_Stated exercise_.
Transcribe all of the material exactly, except for its pictures.

Records contained in a dataset
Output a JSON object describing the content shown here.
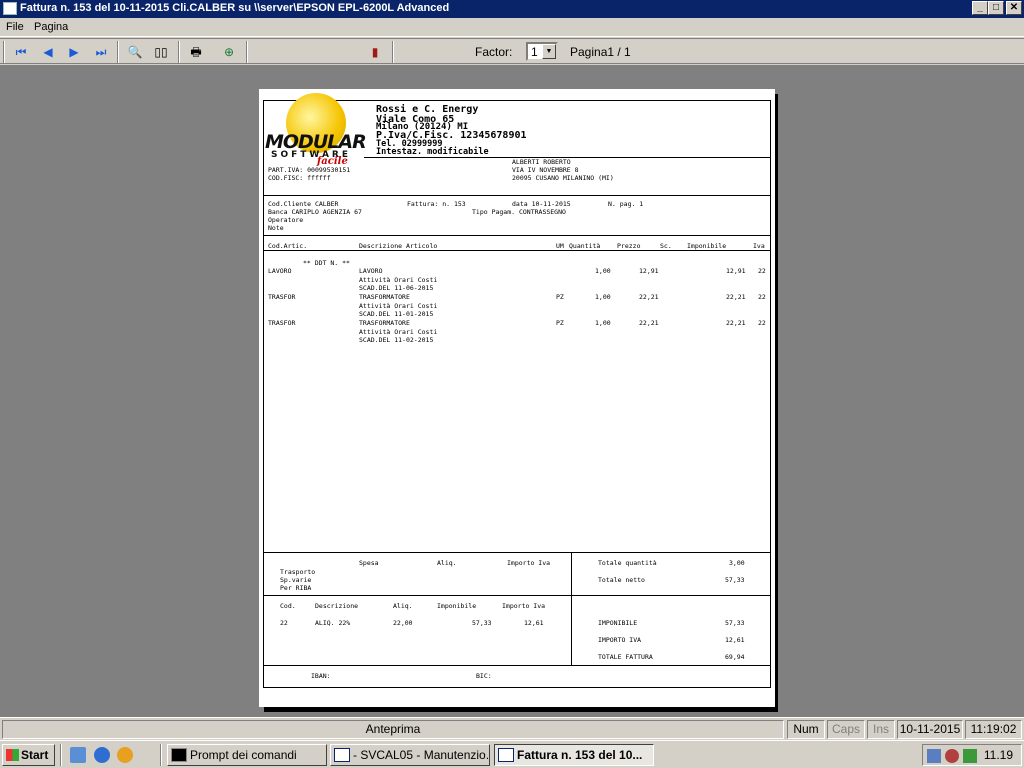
{
  "window": {
    "title": "Fattura n.  153 del 10-11-2015 Cli.CALBER su \\\\server\\EPSON EPL-6200L Advanced",
    "controls": {
      "minimize": "_",
      "maximize": "□",
      "close": "✕"
    }
  },
  "menu": {
    "file": "File",
    "pagina": "Pagina"
  },
  "toolbar": {
    "factor_label": "Factor:",
    "factor_value": "1",
    "page_label": "Pagina1 / 1",
    "icons": [
      "first-page-icon",
      "prev-page-icon",
      "next-page-icon",
      "last-page-icon",
      "zoom-icon",
      "two-pages-icon",
      "print-icon",
      "export-icon",
      "exit-icon"
    ]
  },
  "invoice": {
    "company": {
      "name": "Rossi e C. Energy",
      "street": "Viale Como 65",
      "city": "Milano  (20124)  MI",
      "vat": "P.Iva/C.Fisc. 12345678901",
      "phone": "Tel. 02999999",
      "custom": "Intestaz. modificabile"
    },
    "logo": {
      "line1": "MODULAR",
      "line2": "SOFTWARE",
      "line3": "facile"
    },
    "customer_ids": {
      "part_iva": "PART.IVA: 00099530151",
      "cod_fisc": "COD.FISC: ffffff"
    },
    "customer": {
      "name": "ALBERTI ROBERTO",
      "street": "VIA IV NOVEMBRE 8",
      "city": "20095 CUSANO MILANINO (MI)"
    },
    "info": {
      "cod_cliente": "Cod.Cliente CALBER",
      "fattura": "Fattura: n.   153",
      "data": "data 10-11-2015",
      "n_pag": "N. pag.   1",
      "banca": "Banca  CARIPLO AGENZIA 67",
      "tipo_pagam": "Tipo Pagam. CONTRASSEGNO",
      "operatore": "Operatore",
      "note": "Note"
    },
    "columns": {
      "cod": "Cod.Artic.",
      "descr": "Descrizione Articolo",
      "um": "UM",
      "qty": "Quantità",
      "prezzo": "Prezzo",
      "sc": "Sc.",
      "imponibile": "Imponibile",
      "iva": "Iva"
    },
    "ddt": "** DDT N. **",
    "rows": [
      {
        "cod": "LAVORO",
        "descr": "LAVORO",
        "um": "",
        "qty": "1,00",
        "prezzo": "12,91",
        "imponibile": "12,91",
        "iva": "22",
        "sub1": "Attività  Orari   Costi",
        "sub2": "SCAD.DEL 11-06-2015"
      },
      {
        "cod": "TRASFOR",
        "descr": "TRASFORMATORE",
        "um": "PZ",
        "qty": "1,00",
        "prezzo": "22,21",
        "imponibile": "22,21",
        "iva": "22",
        "sub1": "Attività  Orari   Costi",
        "sub2": "SCAD.DEL 11-01-2015"
      },
      {
        "cod": "TRASFOR",
        "descr": "TRASFORMATORE",
        "um": "PZ",
        "qty": "1,00",
        "prezzo": "22,21",
        "imponibile": "22,21",
        "iva": "22",
        "sub1": "Attività  Orari   Costi",
        "sub2": "SCAD.DEL 11-02-2015"
      }
    ],
    "footer": {
      "spesa": "Spesa",
      "aliq": "Aliq.",
      "importo_iva": "Importo Iva",
      "trasporto": "Trasporto",
      "sp_varie": "Sp.varie",
      "per_riba": "Per RIBA",
      "totale_quantita_label": "Totale quantità",
      "totale_quantita": "3,00",
      "totale_netto_label": "Totale netto",
      "totale_netto": "57,33",
      "vat_cols": {
        "cod": "Cod.",
        "descr": "Descrizione",
        "aliq": "Aliq.",
        "imponibile": "Imponibile",
        "importo": "Importo Iva"
      },
      "vat_row": {
        "cod": "22",
        "descr": "ALIQ. 22%",
        "aliq": "22,00",
        "imponibile": "57,33",
        "importo": "12,61"
      },
      "imponibile_label": "IMPONIBILE",
      "imponibile": "57,33",
      "importo_iva_label": "IMPORTO IVA",
      "importo_iva_val": "12,61",
      "totale_label": "TOTALE FATTURA",
      "totale": "69,94",
      "iban": "IBAN:",
      "bic": "BIC:"
    }
  },
  "status_bar": {
    "mode": "Anteprima",
    "num": "Num",
    "caps": "Caps",
    "ins": "Ins",
    "date": "10-11-2015",
    "time": "11:19:02"
  },
  "taskbar": {
    "start": "Start",
    "tasks": [
      "Prompt dei comandi",
      "- SVCAL05 - Manutenzio...",
      "Fattura n.  153 del 10..."
    ],
    "clock": "11.19"
  }
}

_Output for this exercise_.
Output a JSON object describing the content shown here.
{
  "window": {
    "title": "Fattura n.  153 del 10-11-2015 Cli.CALBER su \\\\server\\EPSON EPL-6200L Advanced",
    "controls": {
      "minimize": "_",
      "maximize": "□",
      "close": "✕"
    }
  },
  "menu": {
    "file": "File",
    "pagina": "Pagina"
  },
  "toolbar": {
    "factor_label": "Factor:",
    "factor_value": "1",
    "page_label": "Pagina1 / 1",
    "icons": [
      "first-page-icon",
      "prev-page-icon",
      "next-page-icon",
      "last-page-icon",
      "zoom-icon",
      "two-pages-icon",
      "print-icon",
      "export-icon",
      "exit-icon"
    ]
  },
  "invoice": {
    "company": {
      "name": "Rossi e C. Energy",
      "street": "Viale Como 65",
      "city": "Milano  (20124)  MI",
      "vat": "P.Iva/C.Fisc. 12345678901",
      "phone": "Tel. 02999999",
      "custom": "Intestaz. modificabile"
    },
    "logo": {
      "line1": "MODULAR",
      "line2": "SOFTWARE",
      "line3": "facile"
    },
    "customer_ids": {
      "part_iva": "PART.IVA: 00099530151",
      "cod_fisc": "COD.FISC: ffffff"
    },
    "customer": {
      "name": "ALBERTI ROBERTO",
      "street": "VIA IV NOVEMBRE 8",
      "city": "20095 CUSANO MILANINO (MI)"
    },
    "info": {
      "cod_cliente": "Cod.Cliente CALBER",
      "fattura": "Fattura: n.   153",
      "data": "data 10-11-2015",
      "n_pag": "N. pag.   1",
      "banca": "Banca  CARIPLO AGENZIA 67",
      "tipo_pagam": "Tipo Pagam. CONTRASSEGNO",
      "operatore": "Operatore",
      "note": "Note"
    },
    "columns": {
      "cod": "Cod.Artic.",
      "descr": "Descrizione Articolo",
      "um": "UM",
      "qty": "Quantità",
      "prezzo": "Prezzo",
      "sc": "Sc.",
      "imponibile": "Imponibile",
      "iva": "Iva"
    },
    "ddt": "** DDT N. **",
    "rows": [
      {
        "cod": "LAVORO",
        "descr": "LAVORO",
        "um": "",
        "qty": "1,00",
        "prezzo": "12,91",
        "imponibile": "12,91",
        "iva": "22",
        "sub1": "Attività  Orari   Costi",
        "sub2": "SCAD.DEL 11-06-2015"
      },
      {
        "cod": "TRASFOR",
        "descr": "TRASFORMATORE",
        "um": "PZ",
        "qty": "1,00",
        "prezzo": "22,21",
        "imponibile": "22,21",
        "iva": "22",
        "sub1": "Attività  Orari   Costi",
        "sub2": "SCAD.DEL 11-01-2015"
      },
      {
        "cod": "TRASFOR",
        "descr": "TRASFORMATORE",
        "um": "PZ",
        "qty": "1,00",
        "prezzo": "22,21",
        "imponibile": "22,21",
        "iva": "22",
        "sub1": "Attività  Orari   Costi",
        "sub2": "SCAD.DEL 11-02-2015"
      }
    ],
    "footer": {
      "spesa": "Spesa",
      "aliq": "Aliq.",
      "importo_iva": "Importo Iva",
      "trasporto": "Trasporto",
      "sp_varie": "Sp.varie",
      "per_riba": "Per RIBA",
      "totale_quantita_label": "Totale quantità",
      "totale_quantita": "3,00",
      "totale_netto_label": "Totale netto",
      "totale_netto": "57,33",
      "vat_cols": {
        "cod": "Cod.",
        "descr": "Descrizione",
        "aliq": "Aliq.",
        "imponibile": "Imponibile",
        "importo": "Importo Iva"
      },
      "vat_row": {
        "cod": "22",
        "descr": "ALIQ. 22%",
        "aliq": "22,00",
        "imponibile": "57,33",
        "importo": "12,61"
      },
      "imponibile_label": "IMPONIBILE",
      "imponibile": "57,33",
      "importo_iva_label": "IMPORTO IVA",
      "importo_iva_val": "12,61",
      "totale_label": "TOTALE FATTURA",
      "totale": "69,94",
      "iban": "IBAN:",
      "bic": "BIC:"
    }
  },
  "status_bar": {
    "mode": "Anteprima",
    "num": "Num",
    "caps": "Caps",
    "ins": "Ins",
    "date": "10-11-2015",
    "time": "11:19:02"
  },
  "taskbar": {
    "start": "Start",
    "tasks": [
      "Prompt dei comandi",
      "- SVCAL05 - Manutenzio...",
      "Fattura n.  153 del 10..."
    ],
    "clock": "11.19"
  }
}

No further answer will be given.